GIVEN RECORDS |
>>>>

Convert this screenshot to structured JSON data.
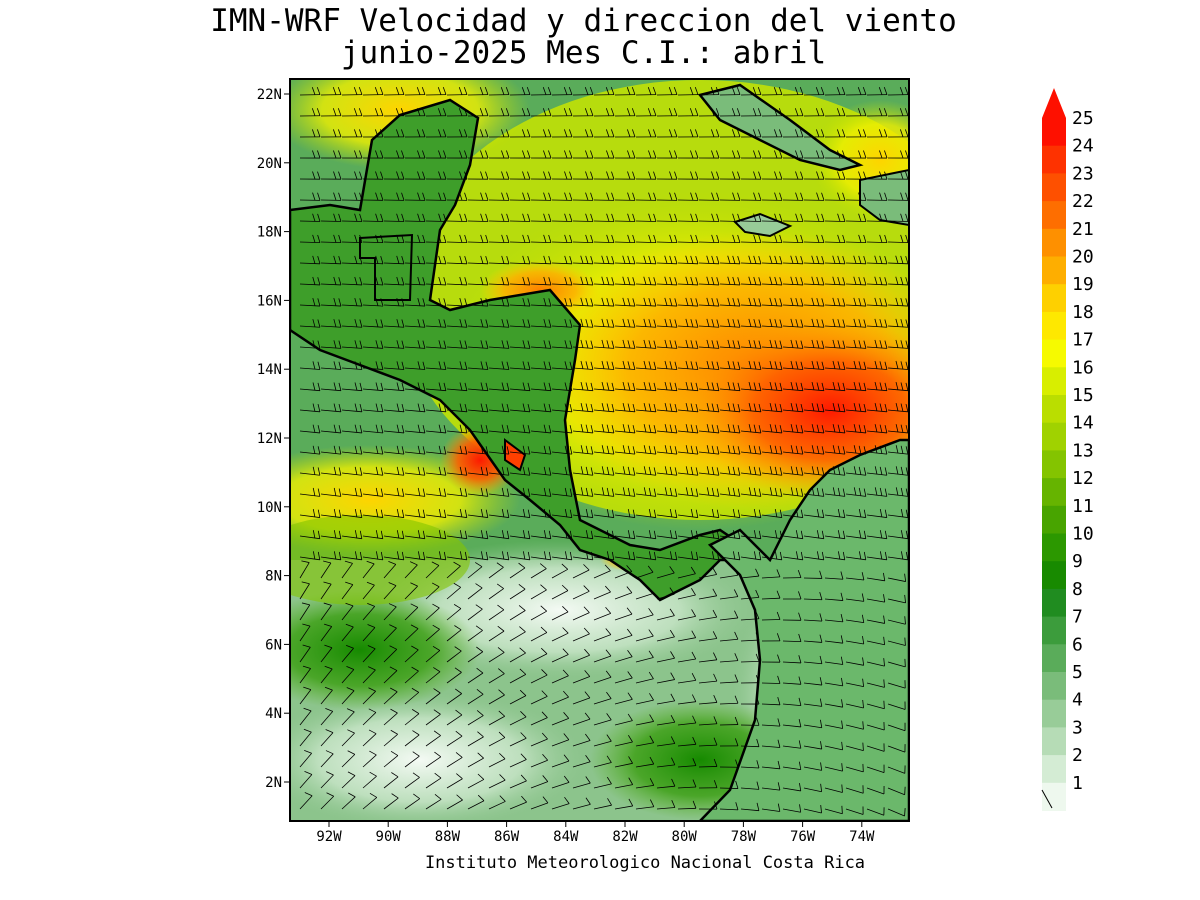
{
  "title": {
    "line1": "IMN-WRF Velocidad y direccion del viento",
    "line2": "junio-2025 Mes C.I.: abril"
  },
  "credit": "Instituto Meteorologico Nacional Costa Rica",
  "lat_ticks": [
    "22N",
    "20N",
    "18N",
    "16N",
    "14N",
    "12N",
    "10N",
    "8N",
    "6N",
    "4N",
    "2N"
  ],
  "lon_ticks": [
    "92W",
    "90W",
    "88W",
    "86W",
    "84W",
    "82W",
    "80W",
    "78W",
    "76W",
    "74W"
  ],
  "legend": {
    "levels": [
      "25",
      "24",
      "23",
      "22",
      "21",
      "20",
      "19",
      "18",
      "17",
      "16",
      "15",
      "14",
      "13",
      "12",
      "11",
      "10",
      "9",
      "8",
      "7",
      "6",
      "5",
      "4",
      "3",
      "2",
      "1"
    ],
    "colors": [
      "#fe1000",
      "#fe3200",
      "#fe5000",
      "#fe6e00",
      "#fe9000",
      "#feae00",
      "#fed000",
      "#fee800",
      "#f6fa00",
      "#d8ee00",
      "#bade00",
      "#a0d200",
      "#84c400",
      "#66b400",
      "#48a400",
      "#2c9800",
      "#188a00",
      "#208c20",
      "#3c9c3c",
      "#5aac5a",
      "#7abc7a",
      "#98cc98",
      "#b6dcb6",
      "#d4ecd4",
      "#eef8ee"
    ]
  },
  "colors": {
    "coast": "#000000",
    "land_green": "#2c9800",
    "ocean_light": "#c8e6c8"
  }
}
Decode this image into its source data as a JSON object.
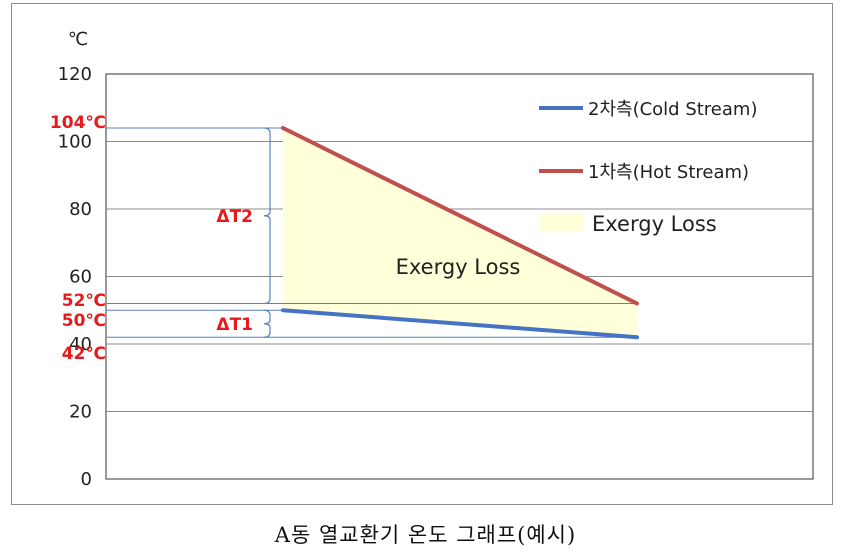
{
  "chart_data": {
    "type": "line",
    "unit_label": "℃",
    "ylim": [
      0,
      120
    ],
    "yticks": [
      0,
      20,
      40,
      60,
      80,
      100,
      120
    ],
    "grid": true,
    "x": [
      0,
      1
    ],
    "series": [
      {
        "name": "2차측(Cold Stream)",
        "color": "#4472c4",
        "values": [
          50,
          42
        ]
      },
      {
        "name": "1차측(Hot Stream)",
        "color": "#c0504d",
        "values": [
          104,
          52
        ]
      }
    ],
    "area": {
      "label": "Exergy Loss",
      "legend_label": "Exergy Loss",
      "color": "#ffffd9"
    },
    "legend_position": "right",
    "annotations": {
      "values": [
        {
          "label": "104℃",
          "value": 104
        },
        {
          "label": "52℃",
          "value": 52
        },
        {
          "label": "50℃",
          "value": 50
        },
        {
          "label": "42℃",
          "value": 42
        }
      ],
      "deltas": [
        {
          "label": "ΔT2",
          "from": 52,
          "to": 104
        },
        {
          "label": "ΔT1",
          "from": 42,
          "to": 50
        }
      ]
    }
  },
  "caption": "A동 열교환기 온도 그래프(예시)"
}
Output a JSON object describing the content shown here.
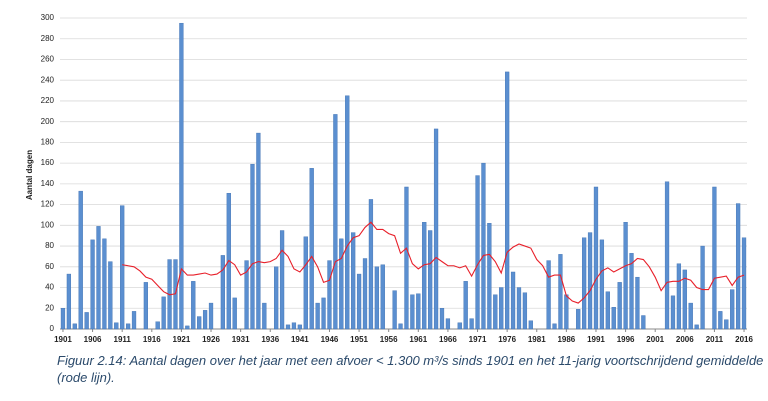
{
  "chart_data": {
    "type": "bar",
    "y_label": "Aantal dagen",
    "caption": "Figuur 2.14: Aantal dagen over het jaar met een afvoer < 1.300 m³/s sinds 1901 en het 11-jarig voortschrijdend gemiddelde (rode lijn).",
    "x": [
      1901,
      1902,
      1903,
      1904,
      1905,
      1906,
      1907,
      1908,
      1909,
      1910,
      1911,
      1912,
      1913,
      1914,
      1915,
      1916,
      1917,
      1918,
      1919,
      1920,
      1921,
      1922,
      1923,
      1924,
      1925,
      1926,
      1927,
      1928,
      1929,
      1930,
      1931,
      1932,
      1933,
      1934,
      1935,
      1936,
      1937,
      1938,
      1939,
      1940,
      1941,
      1942,
      1943,
      1944,
      1945,
      1946,
      1947,
      1948,
      1949,
      1950,
      1951,
      1952,
      1953,
      1954,
      1955,
      1956,
      1957,
      1958,
      1959,
      1960,
      1961,
      1962,
      1963,
      1964,
      1965,
      1966,
      1967,
      1968,
      1969,
      1970,
      1971,
      1972,
      1973,
      1974,
      1975,
      1976,
      1977,
      1978,
      1979,
      1980,
      1981,
      1982,
      1983,
      1984,
      1985,
      1986,
      1987,
      1988,
      1989,
      1990,
      1991,
      1992,
      1993,
      1994,
      1995,
      1996,
      1997,
      1998,
      1999,
      2000,
      2001,
      2002,
      2003,
      2004,
      2005,
      2006,
      2007,
      2008,
      2009,
      2010,
      2011,
      2012,
      2013,
      2014,
      2015,
      2016
    ],
    "series": [
      {
        "type": "bar",
        "color": "#5b8fd0",
        "values": [
          20,
          53,
          5,
          133,
          16,
          86,
          99,
          87,
          65,
          6,
          119,
          5,
          17,
          0,
          45,
          0,
          7,
          31,
          67,
          67,
          295,
          3,
          46,
          12,
          18,
          25,
          0,
          71,
          131,
          30,
          0,
          66,
          159,
          189,
          25,
          0,
          60,
          95,
          4,
          6,
          4,
          89,
          155,
          25,
          30,
          66,
          207,
          87,
          225,
          93,
          53,
          68,
          125,
          60,
          62,
          0,
          37,
          5,
          137,
          33,
          34,
          103,
          95,
          193,
          20,
          10,
          0,
          6,
          46,
          10,
          148,
          160,
          102,
          33,
          40,
          248,
          55,
          40,
          35,
          8,
          0,
          0,
          66,
          5,
          72,
          33,
          0,
          19,
          88,
          93,
          137,
          86,
          36,
          21,
          45,
          103,
          73,
          50,
          13,
          0,
          0,
          0,
          142,
          32,
          63,
          57,
          25,
          4,
          80,
          0,
          137,
          17,
          9,
          38,
          121,
          88
        ]
      },
      {
        "type": "line",
        "color": "#e8202a",
        "values": [
          null,
          null,
          null,
          null,
          null,
          null,
          null,
          null,
          null,
          null,
          62,
          61,
          60,
          56,
          50,
          48,
          42,
          36,
          33,
          34,
          58,
          52,
          52,
          53,
          54,
          52,
          53,
          57,
          66,
          62,
          52,
          55,
          63,
          65,
          64,
          65,
          68,
          76,
          70,
          58,
          55,
          62,
          70,
          60,
          45,
          47,
          65,
          68,
          80,
          88,
          90,
          98,
          103,
          96,
          96,
          92,
          90,
          73,
          78,
          63,
          58,
          62,
          63,
          69,
          65,
          61,
          61,
          59,
          61,
          51,
          62,
          71,
          72,
          65,
          54,
          74,
          79,
          82,
          80,
          78,
          67,
          61,
          50,
          52,
          52,
          32,
          27,
          25,
          30,
          37,
          48,
          56,
          59,
          55,
          58,
          61,
          63,
          68,
          67,
          60,
          50,
          37,
          45,
          46,
          46,
          49,
          47,
          40,
          38,
          38,
          49,
          50,
          51,
          42,
          50,
          52
        ]
      }
    ],
    "xlim": [
      1900.5,
      2016.5
    ],
    "xticks": [
      1901,
      1906,
      1911,
      1916,
      1921,
      1926,
      1931,
      1936,
      1941,
      1946,
      1951,
      1956,
      1961,
      1966,
      1971,
      1976,
      1981,
      1986,
      1991,
      1996,
      2001,
      2006,
      2011,
      2016
    ],
    "ylim": [
      0,
      300
    ],
    "yticks": [
      0,
      20,
      40,
      60,
      80,
      100,
      120,
      140,
      160,
      180,
      200,
      220,
      240,
      260,
      280,
      300
    ],
    "grid": true
  }
}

<<<<

WHAT IS REQUIRED | Reproduce the listing exactly. Leave its pictures out.

SOLUTION FOR THIS EXERCISE |
Convert this screenshot to structured JSON data.
{
  "title": {
    "line1": "IMN-WRF Velocidad y direccion del viento",
    "line2": "junio-2025 Mes C.I.: abril"
  },
  "credit": "Instituto Meteorologico Nacional Costa Rica",
  "lat_ticks": [
    "22N",
    "20N",
    "18N",
    "16N",
    "14N",
    "12N",
    "10N",
    "8N",
    "6N",
    "4N",
    "2N"
  ],
  "lon_ticks": [
    "92W",
    "90W",
    "88W",
    "86W",
    "84W",
    "82W",
    "80W",
    "78W",
    "76W",
    "74W"
  ],
  "legend": {
    "levels": [
      "25",
      "24",
      "23",
      "22",
      "21",
      "20",
      "19",
      "18",
      "17",
      "16",
      "15",
      "14",
      "13",
      "12",
      "11",
      "10",
      "9",
      "8",
      "7",
      "6",
      "5",
      "4",
      "3",
      "2",
      "1"
    ],
    "colors": [
      "#fe1000",
      "#fe3200",
      "#fe5000",
      "#fe6e00",
      "#fe9000",
      "#feae00",
      "#fed000",
      "#fee800",
      "#f6fa00",
      "#d8ee00",
      "#bade00",
      "#a0d200",
      "#84c400",
      "#66b400",
      "#48a400",
      "#2c9800",
      "#188a00",
      "#208c20",
      "#3c9c3c",
      "#5aac5a",
      "#7abc7a",
      "#98cc98",
      "#b6dcb6",
      "#d4ecd4",
      "#eef8ee"
    ]
  },
  "colors": {
    "coast": "#000000",
    "land_green": "#2c9800",
    "ocean_light": "#c8e6c8"
  }
}
Decode this image into its source data as a JSON object.
{
  "chart_data": {
    "type": "line",
    "unit_label": "℃",
    "ylim": [
      0,
      120
    ],
    "yticks": [
      0,
      20,
      40,
      60,
      80,
      100,
      120
    ],
    "grid": true,
    "x": [
      0,
      1
    ],
    "series": [
      {
        "name": "2차측(Cold Stream)",
        "color": "#4472c4",
        "values": [
          50,
          42
        ]
      },
      {
        "name": "1차측(Hot Stream)",
        "color": "#c0504d",
        "values": [
          104,
          52
        ]
      }
    ],
    "area": {
      "label": "Exergy Loss",
      "legend_label": "Exergy Loss",
      "color": "#ffffd9"
    },
    "legend_position": "right",
    "annotations": {
      "values": [
        {
          "label": "104℃",
          "value": 104
        },
        {
          "label": "52℃",
          "value": 52
        },
        {
          "label": "50℃",
          "value": 50
        },
        {
          "label": "42℃",
          "value": 42
        }
      ],
      "deltas": [
        {
          "label": "ΔT2",
          "from": 52,
          "to": 104
        },
        {
          "label": "ΔT1",
          "from": 42,
          "to": 50
        }
      ]
    }
  },
  "caption": "A동 열교환기 온도 그래프(예시)"
}
Output a JSON object describing the content shown here.
{
  "chart_data": {
    "type": "bar",
    "y_label": "Aantal dagen",
    "caption": "Figuur 2.14: Aantal dagen over het jaar met een afvoer < 1.300 m³/s sinds 1901 en het 11-jarig voortschrijdend gemiddelde (rode lijn).",
    "x": [
      1901,
      1902,
      1903,
      1904,
      1905,
      1906,
      1907,
      1908,
      1909,
      1910,
      1911,
      1912,
      1913,
      1914,
      1915,
      1916,
      1917,
      1918,
      1919,
      1920,
      1921,
      1922,
      1923,
      1924,
      1925,
      1926,
      1927,
      1928,
      1929,
      1930,
      1931,
      1932,
      1933,
      1934,
      1935,
      1936,
      1937,
      1938,
      1939,
      1940,
      1941,
      1942,
      1943,
      1944,
      1945,
      1946,
      1947,
      1948,
      1949,
      1950,
      1951,
      1952,
      1953,
      1954,
      1955,
      1956,
      1957,
      1958,
      1959,
      1960,
      1961,
      1962,
      1963,
      1964,
      1965,
      1966,
      1967,
      1968,
      1969,
      1970,
      1971,
      1972,
      1973,
      1974,
      1975,
      1976,
      1977,
      1978,
      1979,
      1980,
      1981,
      1982,
      1983,
      1984,
      1985,
      1986,
      1987,
      1988,
      1989,
      1990,
      1991,
      1992,
      1993,
      1994,
      1995,
      1996,
      1997,
      1998,
      1999,
      2000,
      2001,
      2002,
      2003,
      2004,
      2005,
      2006,
      2007,
      2008,
      2009,
      2010,
      2011,
      2012,
      2013,
      2014,
      2015,
      2016
    ],
    "series": [
      {
        "type": "bar",
        "color": "#5b8fd0",
        "values": [
          20,
          53,
          5,
          133,
          16,
          86,
          99,
          87,
          65,
          6,
          119,
          5,
          17,
          0,
          45,
          0,
          7,
          31,
          67,
          67,
          295,
          3,
          46,
          12,
          18,
          25,
          0,
          71,
          131,
          30,
          0,
          66,
          159,
          189,
          25,
          0,
          60,
          95,
          4,
          6,
          4,
          89,
          155,
          25,
          30,
          66,
          207,
          87,
          225,
          93,
          53,
          68,
          125,
          60,
          62,
          0,
          37,
          5,
          137,
          33,
          34,
          103,
          95,
          193,
          20,
          10,
          0,
          6,
          46,
          10,
          148,
          160,
          102,
          33,
          40,
          248,
          55,
          40,
          35,
          8,
          0,
          0,
          66,
          5,
          72,
          33,
          0,
          19,
          88,
          93,
          137,
          86,
          36,
          21,
          45,
          103,
          73,
          50,
          13,
          0,
          0,
          0,
          142,
          32,
          63,
          57,
          25,
          4,
          80,
          0,
          137,
          17,
          9,
          38,
          121,
          88
        ]
      },
      {
        "type": "line",
        "color": "#e8202a",
        "values": [
          null,
          null,
          null,
          null,
          null,
          null,
          null,
          null,
          null,
          null,
          62,
          61,
          60,
          56,
          50,
          48,
          42,
          36,
          33,
          34,
          58,
          52,
          52,
          53,
          54,
          52,
          53,
          57,
          66,
          62,
          52,
          55,
          63,
          65,
          64,
          65,
          68,
          76,
          70,
          58,
          55,
          62,
          70,
          60,
          45,
          47,
          65,
          68,
          80,
          88,
          90,
          98,
          103,
          96,
          96,
          92,
          90,
          73,
          78,
          63,
          58,
          62,
          63,
          69,
          65,
          61,
          61,
          59,
          61,
          51,
          62,
          71,
          72,
          65,
          54,
          74,
          79,
          82,
          80,
          78,
          67,
          61,
          50,
          52,
          52,
          32,
          27,
          25,
          30,
          37,
          48,
          56,
          59,
          55,
          58,
          61,
          63,
          68,
          67,
          60,
          50,
          37,
          45,
          46,
          46,
          49,
          47,
          40,
          38,
          38,
          49,
          50,
          51,
          42,
          50,
          52
        ]
      }
    ],
    "xlim": [
      1900.5,
      2016.5
    ],
    "xticks": [
      1901,
      1906,
      1911,
      1916,
      1921,
      1926,
      1931,
      1936,
      1941,
      1946,
      1951,
      1956,
      1961,
      1966,
      1971,
      1976,
      1981,
      1986,
      1991,
      1996,
      2001,
      2006,
      2011,
      2016
    ],
    "ylim": [
      0,
      300
    ],
    "yticks": [
      0,
      20,
      40,
      60,
      80,
      100,
      120,
      140,
      160,
      180,
      200,
      220,
      240,
      260,
      280,
      300
    ],
    "grid": true
  }
}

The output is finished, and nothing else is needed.